* Exercise: Return all lines that include the string "income".

* Data listing:
## Start

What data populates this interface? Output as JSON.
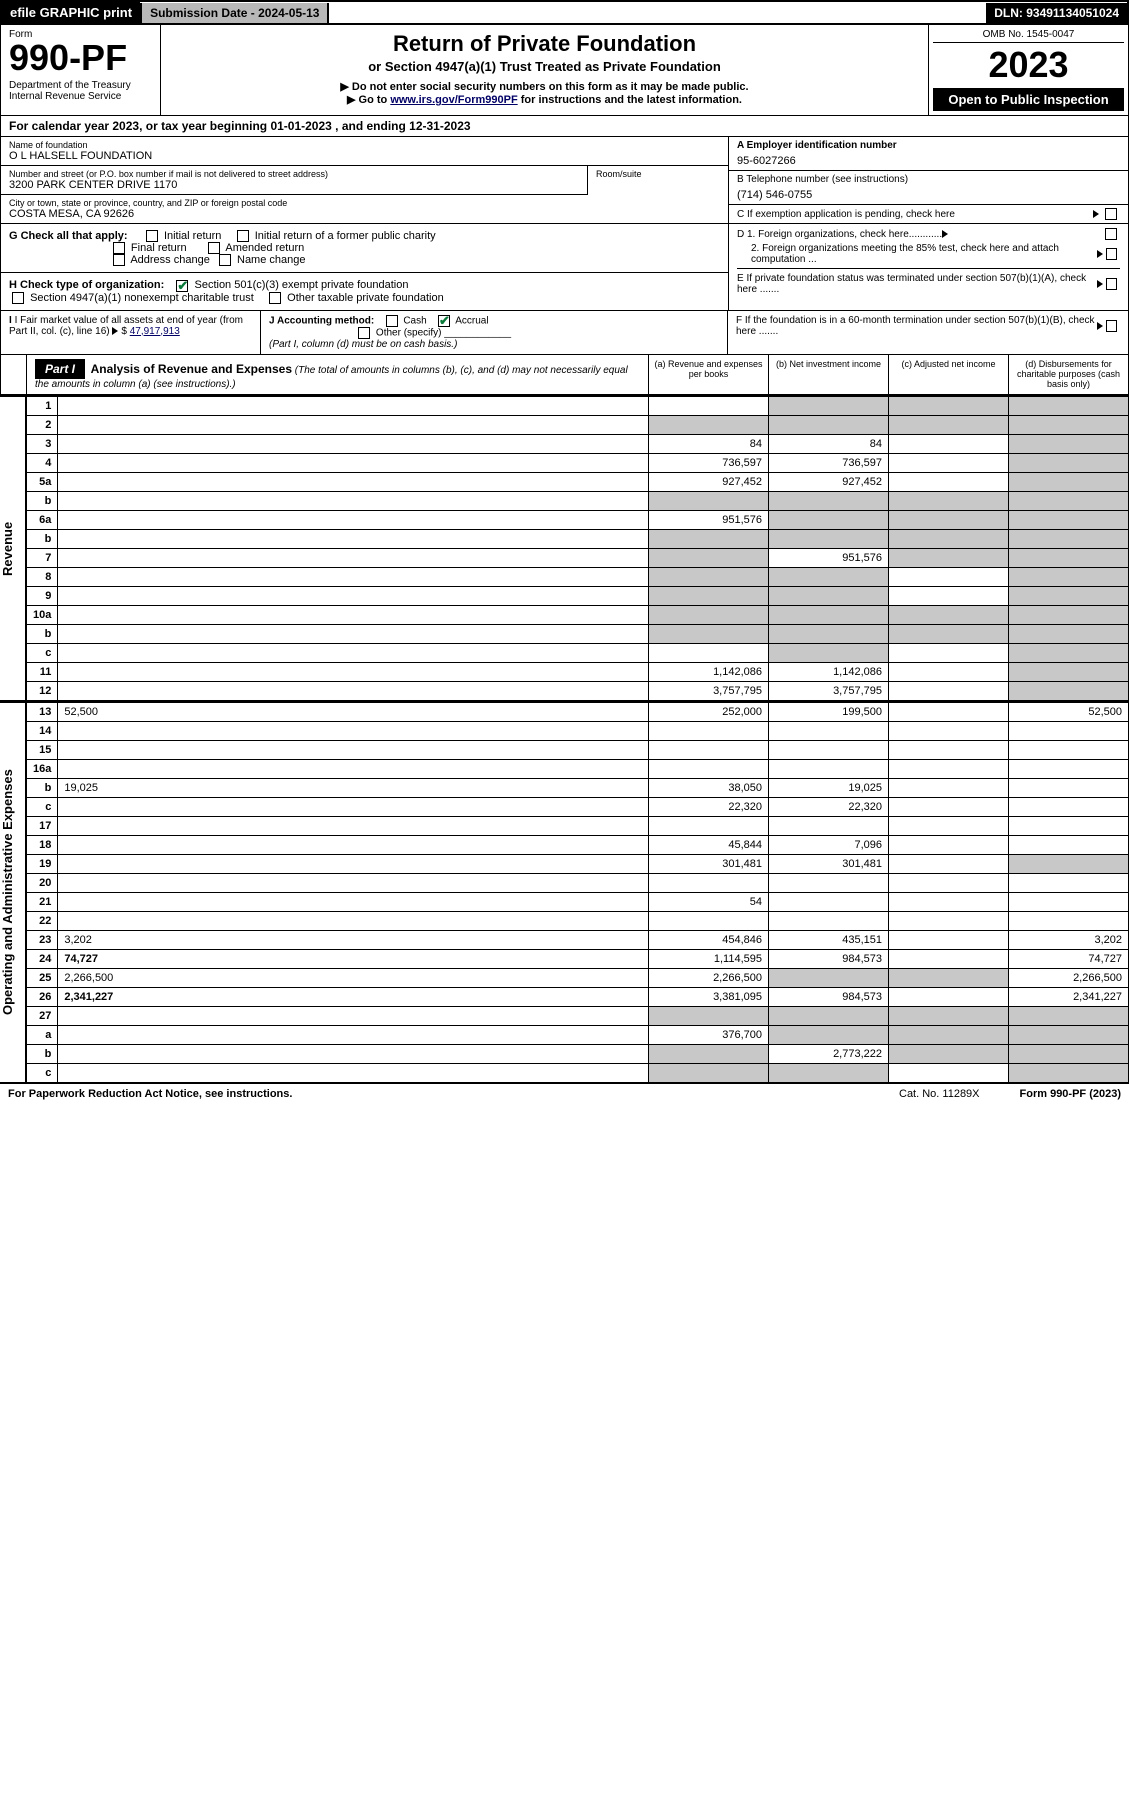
{
  "topbar": {
    "efile": "efile GRAPHIC print",
    "submission": "Submission Date - 2024-05-13",
    "dln": "DLN: 93491134051024"
  },
  "header": {
    "form_label": "Form",
    "form_num": "990-PF",
    "dept": "Department of the Treasury\nInternal Revenue Service",
    "title": "Return of Private Foundation",
    "sub1": "or Section 4947(a)(1) Trust Treated as Private Foundation",
    "sub2": "▶ Do not enter social security numbers on this form as it may be made public.",
    "sub3_pre": "▶ Go to ",
    "sub3_link": "www.irs.gov/Form990PF",
    "sub3_post": " for instructions and the latest information.",
    "omb": "OMB No. 1545-0047",
    "year": "2023",
    "open": "Open to Public Inspection"
  },
  "cal": "For calendar year 2023, or tax year beginning 01-01-2023                          , and ending 12-31-2023",
  "id": {
    "name_label": "Name of foundation",
    "name": "O L HALSELL FOUNDATION",
    "addr_label": "Number and street (or P.O. box number if mail is not delivered to street address)",
    "addr": "3200 PARK CENTER DRIVE 1170",
    "room_label": "Room/suite",
    "city_label": "City or town, state or province, country, and ZIP or foreign postal code",
    "city": "COSTA MESA, CA  92626",
    "a_label": "A Employer identification number",
    "a_val": "95-6027266",
    "b_label": "B Telephone number (see instructions)",
    "b_val": "(714) 546-0755",
    "c_label": "C If exemption application is pending, check here"
  },
  "g": {
    "label": "G Check all that apply:",
    "o1": "Initial return",
    "o2": "Initial return of a former public charity",
    "o3": "Final return",
    "o4": "Amended return",
    "o5": "Address change",
    "o6": "Name change"
  },
  "h": {
    "label": "H Check type of organization:",
    "o1": "Section 501(c)(3) exempt private foundation",
    "o2": "Section 4947(a)(1) nonexempt charitable trust",
    "o3": "Other taxable private foundation"
  },
  "d": {
    "d1": "D 1. Foreign organizations, check here............",
    "d2": "2. Foreign organizations meeting the 85% test, check here and attach computation ...",
    "e": "E  If private foundation status was terminated under section 507(b)(1)(A), check here .......",
    "f": "F  If the foundation is in a 60-month termination under section 507(b)(1)(B), check here ......."
  },
  "ij": {
    "i_label": "I Fair market value of all assets at end of year (from Part II, col. (c), line 16)",
    "i_val": "47,917,913",
    "j_label": "J Accounting method:",
    "j_cash": "Cash",
    "j_accrual": "Accrual",
    "j_other": "Other (specify)",
    "j_note": "(Part I, column (d) must be on cash basis.)"
  },
  "part1": {
    "hdr": "Part I",
    "title": "Analysis of Revenue and Expenses",
    "note": "(The total of amounts in columns (b), (c), and (d) may not necessarily equal the amounts in column (a) (see instructions).)",
    "col_a": "(a)   Revenue and expenses per books",
    "col_b": "(b)   Net investment income",
    "col_c": "(c)   Adjusted net income",
    "col_d": "(d)  Disbursements for charitable purposes (cash basis only)"
  },
  "side_rev": "Revenue",
  "side_exp": "Operating and Administrative Expenses",
  "rows": [
    {
      "n": "1",
      "d": "",
      "a": "",
      "b": "",
      "c": "",
      "sb": true,
      "sc": true,
      "sd": true
    },
    {
      "n": "2",
      "d": "",
      "a": "",
      "b": "",
      "c": "",
      "sa": true,
      "sb": true,
      "sc": true,
      "sd": true
    },
    {
      "n": "3",
      "d": "",
      "a": "84",
      "b": "84",
      "c": "",
      "sd": true
    },
    {
      "n": "4",
      "d": "",
      "a": "736,597",
      "b": "736,597",
      "c": "",
      "sd": true
    },
    {
      "n": "5a",
      "d": "",
      "a": "927,452",
      "b": "927,452",
      "c": "",
      "sd": true
    },
    {
      "n": "b",
      "d": "",
      "a": "",
      "b": "",
      "c": "",
      "sa": true,
      "sb": true,
      "sc": true,
      "sd": true
    },
    {
      "n": "6a",
      "d": "",
      "a": "951,576",
      "b": "",
      "c": "",
      "sb": true,
      "sc": true,
      "sd": true
    },
    {
      "n": "b",
      "d": "",
      "a": "",
      "b": "",
      "c": "",
      "sa": true,
      "sb": true,
      "sc": true,
      "sd": true
    },
    {
      "n": "7",
      "d": "",
      "a": "",
      "b": "951,576",
      "c": "",
      "sa": true,
      "sc": true,
      "sd": true
    },
    {
      "n": "8",
      "d": "",
      "a": "",
      "b": "",
      "c": "",
      "sa": true,
      "sb": true,
      "sd": true
    },
    {
      "n": "9",
      "d": "",
      "a": "",
      "b": "",
      "c": "",
      "sa": true,
      "sb": true,
      "sd": true
    },
    {
      "n": "10a",
      "d": "",
      "a": "",
      "b": "",
      "c": "",
      "sa": true,
      "sb": true,
      "sc": true,
      "sd": true
    },
    {
      "n": "b",
      "d": "",
      "a": "",
      "b": "",
      "c": "",
      "sa": true,
      "sb": true,
      "sc": true,
      "sd": true
    },
    {
      "n": "c",
      "d": "",
      "a": "",
      "b": "",
      "c": "",
      "sb": true,
      "sd": true
    },
    {
      "n": "11",
      "d": "",
      "a": "1,142,086",
      "b": "1,142,086",
      "c": "",
      "sd": true
    },
    {
      "n": "12",
      "d": "",
      "a": "3,757,795",
      "b": "3,757,795",
      "c": "",
      "bold": true,
      "sd": true
    }
  ],
  "rows2": [
    {
      "n": "13",
      "d": "52,500",
      "a": "252,000",
      "b": "199,500",
      "c": ""
    },
    {
      "n": "14",
      "d": "",
      "a": "",
      "b": "",
      "c": ""
    },
    {
      "n": "15",
      "d": "",
      "a": "",
      "b": "",
      "c": ""
    },
    {
      "n": "16a",
      "d": "",
      "a": "",
      "b": "",
      "c": ""
    },
    {
      "n": "b",
      "d": "19,025",
      "a": "38,050",
      "b": "19,025",
      "c": ""
    },
    {
      "n": "c",
      "d": "",
      "a": "22,320",
      "b": "22,320",
      "c": ""
    },
    {
      "n": "17",
      "d": "",
      "a": "",
      "b": "",
      "c": ""
    },
    {
      "n": "18",
      "d": "",
      "a": "45,844",
      "b": "7,096",
      "c": ""
    },
    {
      "n": "19",
      "d": "",
      "a": "301,481",
      "b": "301,481",
      "c": "",
      "sd": true
    },
    {
      "n": "20",
      "d": "",
      "a": "",
      "b": "",
      "c": ""
    },
    {
      "n": "21",
      "d": "",
      "a": "54",
      "b": "",
      "c": ""
    },
    {
      "n": "22",
      "d": "",
      "a": "",
      "b": "",
      "c": ""
    },
    {
      "n": "23",
      "d": "3,202",
      "a": "454,846",
      "b": "435,151",
      "c": ""
    },
    {
      "n": "24",
      "d": "74,727",
      "a": "1,114,595",
      "b": "984,573",
      "c": "",
      "bold": true
    },
    {
      "n": "25",
      "d": "2,266,500",
      "a": "2,266,500",
      "b": "",
      "c": "",
      "sb": true,
      "sc": true
    },
    {
      "n": "26",
      "d": "2,341,227",
      "a": "3,381,095",
      "b": "984,573",
      "c": "",
      "bold": true
    },
    {
      "n": "27",
      "d": "",
      "a": "",
      "b": "",
      "c": "",
      "sa": true,
      "sb": true,
      "sc": true,
      "sd": true
    },
    {
      "n": "a",
      "d": "",
      "a": "376,700",
      "b": "",
      "c": "",
      "bold": true,
      "sb": true,
      "sc": true,
      "sd": true
    },
    {
      "n": "b",
      "d": "",
      "a": "",
      "b": "2,773,222",
      "c": "",
      "bold": true,
      "sa": true,
      "sc": true,
      "sd": true
    },
    {
      "n": "c",
      "d": "",
      "a": "",
      "b": "",
      "c": "",
      "bold": true,
      "sa": true,
      "sb": true,
      "sd": true
    }
  ],
  "footer": {
    "left": "For Paperwork Reduction Act Notice, see instructions.",
    "mid": "Cat. No. 11289X",
    "right": "Form 990-PF (2023)"
  }
}
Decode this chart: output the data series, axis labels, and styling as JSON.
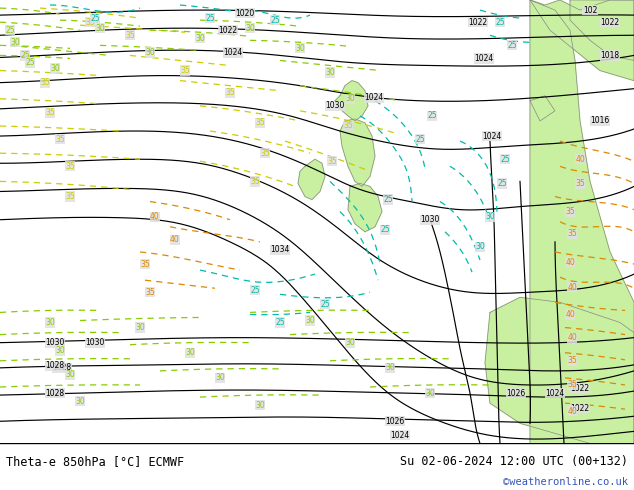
{
  "title_left": "Theta-e 850hPa [°C] ECMWF",
  "title_right": "Su 02-06-2024 12:00 UTC (00+132)",
  "credit": "©weatheronline.co.uk",
  "map_bg": "#e0e0e0",
  "land_color": "#c8f0a0",
  "border_color": "#000000",
  "fig_width": 6.34,
  "fig_height": 4.9,
  "dpi": 100,
  "title_fontsize": 8.5,
  "credit_fontsize": 7.5,
  "credit_color": "#3355bb",
  "yellow_color": "#cccc00",
  "yellow_green_color": "#88cc00",
  "orange_color": "#dd8800",
  "cyan_color": "#00bbaa",
  "isobar_color": "#000000",
  "land_outline_color": "#888888",
  "label_bar_color": "#ffffff"
}
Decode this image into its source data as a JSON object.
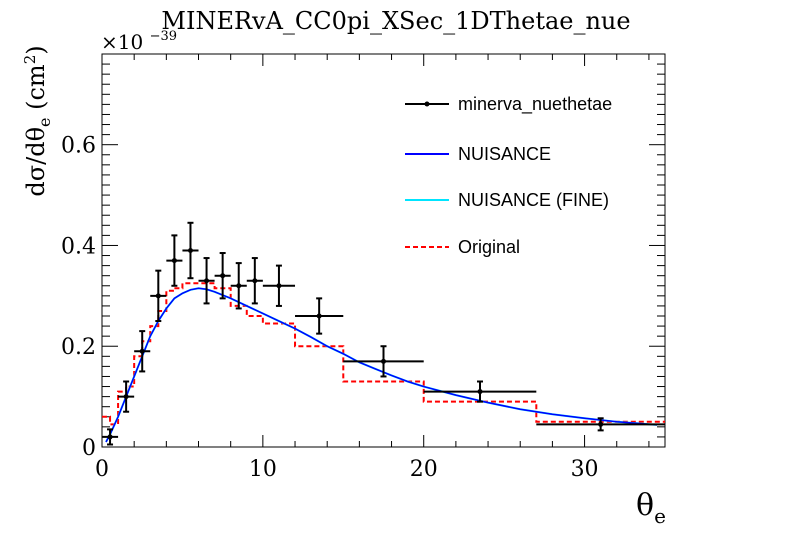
{
  "chart_data": {
    "type": "line",
    "title": "MINERvA_CC0pi_XSec_1DThetae_nue",
    "xlabel": "θ",
    "xlabel_sub": "e",
    "ylabel_main": "dσ/dθ",
    "ylabel_sub": "e",
    "ylabel_unit": " (cm",
    "ylabel_unit_sup": "2",
    "ylabel_close": ")",
    "y_multiplier": "×10",
    "y_multiplier_exp": "−39",
    "xlim": [
      0,
      35
    ],
    "ylim": [
      0,
      0.78
    ],
    "x_ticks": [
      "0",
      "10",
      "20",
      "30"
    ],
    "y_ticks": [
      "0",
      "0.2",
      "0.4",
      "0.6"
    ],
    "legend_position": "top-right",
    "legend": [
      {
        "label": "minerva_nuethetae",
        "color": "#000000",
        "style": "marker-line"
      },
      {
        "label": "NUISANCE",
        "color": "#0000ff",
        "style": "line"
      },
      {
        "label": "NUISANCE (FINE)",
        "color": "#00e5ff",
        "style": "line"
      },
      {
        "label": "Original",
        "color": "#ff0000",
        "style": "dashed"
      }
    ],
    "data_points": [
      {
        "x": 0.5,
        "xlo": 0,
        "xhi": 1,
        "y": 0.02,
        "yerr": 0.015
      },
      {
        "x": 1.5,
        "xlo": 1,
        "xhi": 2,
        "y": 0.1,
        "yerr": 0.03
      },
      {
        "x": 2.5,
        "xlo": 2,
        "xhi": 3,
        "y": 0.19,
        "yerr": 0.04
      },
      {
        "x": 3.5,
        "xlo": 3,
        "xhi": 4,
        "y": 0.3,
        "yerr": 0.05
      },
      {
        "x": 4.5,
        "xlo": 4,
        "xhi": 5,
        "y": 0.37,
        "yerr": 0.05
      },
      {
        "x": 5.5,
        "xlo": 5,
        "xhi": 6,
        "y": 0.39,
        "yerr": 0.055
      },
      {
        "x": 6.5,
        "xlo": 6,
        "xhi": 7,
        "y": 0.33,
        "yerr": 0.045
      },
      {
        "x": 7.5,
        "xlo": 7,
        "xhi": 8,
        "y": 0.34,
        "yerr": 0.045
      },
      {
        "x": 8.5,
        "xlo": 8,
        "xhi": 9,
        "y": 0.32,
        "yerr": 0.045
      },
      {
        "x": 9.5,
        "xlo": 9,
        "xhi": 10,
        "y": 0.33,
        "yerr": 0.045
      },
      {
        "x": 11,
        "xlo": 10,
        "xhi": 12,
        "y": 0.32,
        "yerr": 0.04
      },
      {
        "x": 13.5,
        "xlo": 12,
        "xhi": 15,
        "y": 0.26,
        "yerr": 0.035
      },
      {
        "x": 17.5,
        "xlo": 15,
        "xhi": 20,
        "y": 0.17,
        "yerr": 0.03
      },
      {
        "x": 23.5,
        "xlo": 20,
        "xhi": 27,
        "y": 0.11,
        "yerr": 0.02
      },
      {
        "x": 31,
        "xlo": 27,
        "xhi": 35,
        "y": 0.045,
        "yerr": 0.012
      }
    ],
    "original_bins": [
      {
        "xlo": 0,
        "xhi": 0.5,
        "y": 0.06
      },
      {
        "xlo": 0.5,
        "xhi": 1,
        "y": 0.045
      },
      {
        "xlo": 1,
        "xhi": 1.5,
        "y": 0.11
      },
      {
        "xlo": 1.5,
        "xhi": 2,
        "y": 0.12
      },
      {
        "xlo": 2,
        "xhi": 2.5,
        "y": 0.18
      },
      {
        "xlo": 2.5,
        "xhi": 3,
        "y": 0.21
      },
      {
        "xlo": 3,
        "xhi": 3.5,
        "y": 0.24
      },
      {
        "xlo": 3.5,
        "xhi": 4,
        "y": 0.27
      },
      {
        "xlo": 4,
        "xhi": 4.5,
        "y": 0.31
      },
      {
        "xlo": 4.5,
        "xhi": 5,
        "y": 0.315
      },
      {
        "xlo": 5,
        "xhi": 6,
        "y": 0.325
      },
      {
        "xlo": 6,
        "xhi": 7,
        "y": 0.325
      },
      {
        "xlo": 7,
        "xhi": 8,
        "y": 0.315
      },
      {
        "xlo": 8,
        "xhi": 9,
        "y": 0.28
      },
      {
        "xlo": 9,
        "xhi": 10,
        "y": 0.26
      },
      {
        "xlo": 10,
        "xhi": 12,
        "y": 0.245
      },
      {
        "xlo": 12,
        "xhi": 15,
        "y": 0.2
      },
      {
        "xlo": 15,
        "xhi": 20,
        "y": 0.13
      },
      {
        "xlo": 20,
        "xhi": 27,
        "y": 0.09
      },
      {
        "xlo": 27,
        "xhi": 35,
        "y": 0.05
      }
    ],
    "nuisance_curve": {
      "x": [
        0.25,
        0.5,
        1,
        1.5,
        2,
        2.5,
        3,
        3.5,
        4,
        4.5,
        5,
        5.5,
        6,
        6.5,
        7,
        8,
        9,
        10,
        11,
        12,
        13,
        14,
        15,
        16,
        17,
        18,
        19,
        20,
        22,
        24,
        26,
        28,
        30,
        32,
        34.5
      ],
      "y": [
        0.01,
        0.025,
        0.06,
        0.1,
        0.14,
        0.18,
        0.22,
        0.25,
        0.275,
        0.295,
        0.305,
        0.312,
        0.315,
        0.313,
        0.308,
        0.295,
        0.28,
        0.265,
        0.25,
        0.235,
        0.218,
        0.2,
        0.185,
        0.168,
        0.155,
        0.142,
        0.13,
        0.12,
        0.103,
        0.088,
        0.075,
        0.065,
        0.057,
        0.05,
        0.044
      ]
    }
  }
}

## End

* Worked answer:
    "col_b": "(b)   Net investment income",
    "col_c": "(c)   Adjusted net income",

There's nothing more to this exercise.